[SET PROBLEM]
From the listing below, copy every line with the word "Industrie".

Entries with figure data
## Begin
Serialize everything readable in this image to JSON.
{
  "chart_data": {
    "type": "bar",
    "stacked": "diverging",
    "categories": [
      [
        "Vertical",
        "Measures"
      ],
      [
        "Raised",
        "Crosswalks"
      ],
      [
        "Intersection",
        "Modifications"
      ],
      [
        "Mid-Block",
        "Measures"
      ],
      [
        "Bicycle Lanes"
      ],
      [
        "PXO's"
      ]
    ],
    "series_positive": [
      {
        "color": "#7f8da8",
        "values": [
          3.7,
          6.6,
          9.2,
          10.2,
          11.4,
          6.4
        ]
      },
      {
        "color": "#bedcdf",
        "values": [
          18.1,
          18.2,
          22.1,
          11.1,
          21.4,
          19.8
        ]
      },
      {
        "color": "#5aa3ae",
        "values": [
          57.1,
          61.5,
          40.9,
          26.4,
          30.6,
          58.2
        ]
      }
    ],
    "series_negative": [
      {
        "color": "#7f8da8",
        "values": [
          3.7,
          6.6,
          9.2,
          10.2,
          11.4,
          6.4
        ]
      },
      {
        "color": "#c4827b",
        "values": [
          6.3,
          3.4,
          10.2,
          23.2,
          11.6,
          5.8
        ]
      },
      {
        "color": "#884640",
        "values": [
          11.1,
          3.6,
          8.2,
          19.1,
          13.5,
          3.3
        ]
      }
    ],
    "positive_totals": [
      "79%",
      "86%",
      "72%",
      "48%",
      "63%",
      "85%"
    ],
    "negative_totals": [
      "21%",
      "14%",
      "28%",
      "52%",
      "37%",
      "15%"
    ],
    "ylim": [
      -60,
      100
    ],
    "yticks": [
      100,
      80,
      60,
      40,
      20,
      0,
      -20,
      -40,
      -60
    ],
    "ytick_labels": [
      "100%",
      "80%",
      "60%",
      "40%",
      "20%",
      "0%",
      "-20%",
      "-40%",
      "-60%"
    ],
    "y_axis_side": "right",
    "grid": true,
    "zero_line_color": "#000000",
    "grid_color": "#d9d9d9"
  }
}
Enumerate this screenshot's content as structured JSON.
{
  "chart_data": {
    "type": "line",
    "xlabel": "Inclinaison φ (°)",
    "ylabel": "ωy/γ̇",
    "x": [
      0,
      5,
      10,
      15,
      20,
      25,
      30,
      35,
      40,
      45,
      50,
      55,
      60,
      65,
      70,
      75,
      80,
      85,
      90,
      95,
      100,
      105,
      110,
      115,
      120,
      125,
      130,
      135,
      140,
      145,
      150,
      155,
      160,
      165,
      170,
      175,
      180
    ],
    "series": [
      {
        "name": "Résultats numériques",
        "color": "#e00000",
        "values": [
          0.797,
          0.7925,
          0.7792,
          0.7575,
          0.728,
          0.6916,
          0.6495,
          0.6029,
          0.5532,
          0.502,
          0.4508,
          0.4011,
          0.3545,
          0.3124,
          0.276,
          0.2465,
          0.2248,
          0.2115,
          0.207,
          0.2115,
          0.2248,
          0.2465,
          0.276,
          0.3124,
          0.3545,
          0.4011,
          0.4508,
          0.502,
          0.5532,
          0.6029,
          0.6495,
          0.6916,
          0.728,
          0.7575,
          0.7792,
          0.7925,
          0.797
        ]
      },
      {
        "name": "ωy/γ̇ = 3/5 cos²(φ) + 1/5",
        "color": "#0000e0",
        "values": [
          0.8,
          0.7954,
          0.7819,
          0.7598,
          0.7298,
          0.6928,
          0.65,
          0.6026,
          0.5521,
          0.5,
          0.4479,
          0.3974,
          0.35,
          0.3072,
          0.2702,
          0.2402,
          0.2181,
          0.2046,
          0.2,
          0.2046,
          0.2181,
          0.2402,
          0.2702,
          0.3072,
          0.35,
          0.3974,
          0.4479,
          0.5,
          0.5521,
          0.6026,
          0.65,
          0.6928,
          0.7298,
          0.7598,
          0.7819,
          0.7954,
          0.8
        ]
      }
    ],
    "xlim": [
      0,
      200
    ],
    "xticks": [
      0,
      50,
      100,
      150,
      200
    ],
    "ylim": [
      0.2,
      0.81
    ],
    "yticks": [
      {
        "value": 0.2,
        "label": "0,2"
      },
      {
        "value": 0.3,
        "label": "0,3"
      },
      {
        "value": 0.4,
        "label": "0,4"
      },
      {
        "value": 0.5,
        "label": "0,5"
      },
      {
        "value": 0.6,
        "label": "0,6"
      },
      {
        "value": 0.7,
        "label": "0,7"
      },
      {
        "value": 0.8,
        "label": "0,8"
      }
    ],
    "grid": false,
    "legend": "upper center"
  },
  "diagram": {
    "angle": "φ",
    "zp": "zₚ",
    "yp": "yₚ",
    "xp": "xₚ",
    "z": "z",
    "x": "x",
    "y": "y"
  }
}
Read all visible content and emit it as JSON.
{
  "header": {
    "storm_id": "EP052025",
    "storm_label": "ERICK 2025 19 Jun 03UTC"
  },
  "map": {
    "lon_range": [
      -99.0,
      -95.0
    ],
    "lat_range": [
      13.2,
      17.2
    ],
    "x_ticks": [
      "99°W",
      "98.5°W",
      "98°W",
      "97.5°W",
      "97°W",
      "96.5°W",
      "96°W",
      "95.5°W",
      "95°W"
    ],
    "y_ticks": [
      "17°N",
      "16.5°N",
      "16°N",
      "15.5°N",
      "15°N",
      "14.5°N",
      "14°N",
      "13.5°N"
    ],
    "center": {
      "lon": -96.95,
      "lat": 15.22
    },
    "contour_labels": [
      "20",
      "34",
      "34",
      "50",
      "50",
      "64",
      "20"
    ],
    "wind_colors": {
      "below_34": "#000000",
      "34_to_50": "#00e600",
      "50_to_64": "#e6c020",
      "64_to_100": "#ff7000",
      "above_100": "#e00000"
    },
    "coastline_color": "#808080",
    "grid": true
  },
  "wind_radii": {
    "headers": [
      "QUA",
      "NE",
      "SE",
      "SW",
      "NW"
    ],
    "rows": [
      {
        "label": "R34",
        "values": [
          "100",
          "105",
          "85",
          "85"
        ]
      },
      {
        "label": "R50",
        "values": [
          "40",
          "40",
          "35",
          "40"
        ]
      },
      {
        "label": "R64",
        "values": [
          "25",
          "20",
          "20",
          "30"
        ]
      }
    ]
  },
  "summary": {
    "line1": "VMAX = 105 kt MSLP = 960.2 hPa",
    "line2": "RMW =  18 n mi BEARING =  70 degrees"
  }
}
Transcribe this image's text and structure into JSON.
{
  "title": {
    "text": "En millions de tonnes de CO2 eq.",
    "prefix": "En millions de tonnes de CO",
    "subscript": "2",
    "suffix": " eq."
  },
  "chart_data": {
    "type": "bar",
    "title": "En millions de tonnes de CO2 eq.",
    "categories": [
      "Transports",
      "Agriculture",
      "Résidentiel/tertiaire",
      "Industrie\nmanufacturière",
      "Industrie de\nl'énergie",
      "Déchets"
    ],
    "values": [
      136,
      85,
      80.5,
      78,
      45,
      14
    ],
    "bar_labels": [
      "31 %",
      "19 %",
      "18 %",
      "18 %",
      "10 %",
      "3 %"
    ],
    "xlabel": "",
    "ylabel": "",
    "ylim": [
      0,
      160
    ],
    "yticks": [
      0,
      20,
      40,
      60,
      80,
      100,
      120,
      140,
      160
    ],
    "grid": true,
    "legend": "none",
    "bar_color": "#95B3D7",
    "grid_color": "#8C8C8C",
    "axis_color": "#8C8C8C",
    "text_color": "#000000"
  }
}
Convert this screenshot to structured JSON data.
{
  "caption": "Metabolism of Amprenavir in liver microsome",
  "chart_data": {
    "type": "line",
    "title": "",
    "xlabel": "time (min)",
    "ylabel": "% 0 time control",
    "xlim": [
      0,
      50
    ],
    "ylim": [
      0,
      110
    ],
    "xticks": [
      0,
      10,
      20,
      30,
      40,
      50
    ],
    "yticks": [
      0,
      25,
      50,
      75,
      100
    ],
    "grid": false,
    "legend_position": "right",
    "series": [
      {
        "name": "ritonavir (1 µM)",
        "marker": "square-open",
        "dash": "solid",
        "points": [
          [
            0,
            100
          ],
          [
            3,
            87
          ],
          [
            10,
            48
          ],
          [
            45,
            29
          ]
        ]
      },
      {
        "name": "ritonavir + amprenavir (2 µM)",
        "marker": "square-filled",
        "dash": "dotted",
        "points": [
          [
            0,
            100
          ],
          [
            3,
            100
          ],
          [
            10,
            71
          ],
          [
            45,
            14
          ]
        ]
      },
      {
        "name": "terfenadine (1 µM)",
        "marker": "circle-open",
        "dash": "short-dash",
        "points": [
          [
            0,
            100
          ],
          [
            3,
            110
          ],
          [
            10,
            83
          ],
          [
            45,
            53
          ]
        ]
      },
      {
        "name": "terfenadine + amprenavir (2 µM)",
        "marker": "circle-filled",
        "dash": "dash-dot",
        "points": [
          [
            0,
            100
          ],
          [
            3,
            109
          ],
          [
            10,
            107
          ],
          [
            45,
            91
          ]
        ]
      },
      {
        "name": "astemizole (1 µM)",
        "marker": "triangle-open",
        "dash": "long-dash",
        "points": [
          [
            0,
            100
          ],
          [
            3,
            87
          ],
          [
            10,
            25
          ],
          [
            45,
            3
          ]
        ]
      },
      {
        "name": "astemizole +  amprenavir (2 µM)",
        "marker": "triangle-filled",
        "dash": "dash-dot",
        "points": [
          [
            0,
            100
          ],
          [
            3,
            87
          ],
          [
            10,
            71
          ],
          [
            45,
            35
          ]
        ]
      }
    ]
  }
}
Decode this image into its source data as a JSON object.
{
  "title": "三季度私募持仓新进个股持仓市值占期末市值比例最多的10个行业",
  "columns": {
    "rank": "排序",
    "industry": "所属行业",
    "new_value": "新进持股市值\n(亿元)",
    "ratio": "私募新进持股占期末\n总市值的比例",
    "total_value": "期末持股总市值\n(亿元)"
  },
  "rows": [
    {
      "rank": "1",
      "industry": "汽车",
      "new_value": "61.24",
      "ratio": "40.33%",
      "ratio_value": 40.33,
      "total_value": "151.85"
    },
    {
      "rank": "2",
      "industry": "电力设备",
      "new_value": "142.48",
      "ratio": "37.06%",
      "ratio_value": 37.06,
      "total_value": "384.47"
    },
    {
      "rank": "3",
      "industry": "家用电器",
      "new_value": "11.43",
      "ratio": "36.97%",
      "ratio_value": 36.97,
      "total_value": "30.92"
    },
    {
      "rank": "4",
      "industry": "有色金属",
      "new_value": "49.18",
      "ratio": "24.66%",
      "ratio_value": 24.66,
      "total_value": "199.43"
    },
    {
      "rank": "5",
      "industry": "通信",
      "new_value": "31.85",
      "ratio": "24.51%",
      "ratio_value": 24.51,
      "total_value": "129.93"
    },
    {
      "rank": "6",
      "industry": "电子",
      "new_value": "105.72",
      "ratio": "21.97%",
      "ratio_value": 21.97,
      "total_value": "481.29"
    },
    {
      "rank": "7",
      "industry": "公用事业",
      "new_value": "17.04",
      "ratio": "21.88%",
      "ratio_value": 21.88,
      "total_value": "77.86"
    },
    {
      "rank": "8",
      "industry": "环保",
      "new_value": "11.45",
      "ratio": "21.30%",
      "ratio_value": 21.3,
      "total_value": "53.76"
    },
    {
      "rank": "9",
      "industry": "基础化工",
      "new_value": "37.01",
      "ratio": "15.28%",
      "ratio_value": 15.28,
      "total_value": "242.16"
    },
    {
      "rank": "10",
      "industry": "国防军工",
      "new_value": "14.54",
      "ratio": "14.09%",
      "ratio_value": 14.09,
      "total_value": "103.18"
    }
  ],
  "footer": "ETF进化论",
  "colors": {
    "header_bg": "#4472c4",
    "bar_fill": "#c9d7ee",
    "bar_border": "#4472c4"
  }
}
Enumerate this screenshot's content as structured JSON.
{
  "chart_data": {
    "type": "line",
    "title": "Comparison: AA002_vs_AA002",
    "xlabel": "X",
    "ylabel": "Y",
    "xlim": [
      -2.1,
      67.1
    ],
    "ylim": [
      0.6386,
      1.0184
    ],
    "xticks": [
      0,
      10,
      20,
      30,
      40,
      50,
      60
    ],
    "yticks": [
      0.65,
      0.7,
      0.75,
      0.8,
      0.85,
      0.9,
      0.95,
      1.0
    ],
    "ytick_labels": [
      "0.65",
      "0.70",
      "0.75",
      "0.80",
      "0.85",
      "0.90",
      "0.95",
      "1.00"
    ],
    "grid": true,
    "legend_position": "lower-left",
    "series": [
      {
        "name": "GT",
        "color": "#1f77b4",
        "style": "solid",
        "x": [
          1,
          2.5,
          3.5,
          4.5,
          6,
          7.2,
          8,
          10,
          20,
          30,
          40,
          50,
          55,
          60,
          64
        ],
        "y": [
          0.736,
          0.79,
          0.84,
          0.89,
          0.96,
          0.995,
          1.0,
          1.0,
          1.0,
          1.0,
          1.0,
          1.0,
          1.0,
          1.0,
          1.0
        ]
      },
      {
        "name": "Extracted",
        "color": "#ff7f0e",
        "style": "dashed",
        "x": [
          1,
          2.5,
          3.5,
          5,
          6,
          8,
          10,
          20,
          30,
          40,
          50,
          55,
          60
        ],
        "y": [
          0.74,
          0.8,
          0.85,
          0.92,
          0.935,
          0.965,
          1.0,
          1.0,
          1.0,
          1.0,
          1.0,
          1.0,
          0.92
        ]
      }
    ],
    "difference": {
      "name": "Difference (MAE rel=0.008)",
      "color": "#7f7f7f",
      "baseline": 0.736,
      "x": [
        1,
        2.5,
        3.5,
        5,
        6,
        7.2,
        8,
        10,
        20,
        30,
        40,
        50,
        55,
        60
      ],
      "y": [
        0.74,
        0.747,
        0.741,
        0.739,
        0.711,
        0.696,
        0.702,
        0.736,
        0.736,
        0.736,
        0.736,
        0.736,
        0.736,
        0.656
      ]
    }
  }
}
## End
[COMPLETED EXERCISE]
      "Industrie\nmanufacturière",
      "Industrie de\nl'énergie",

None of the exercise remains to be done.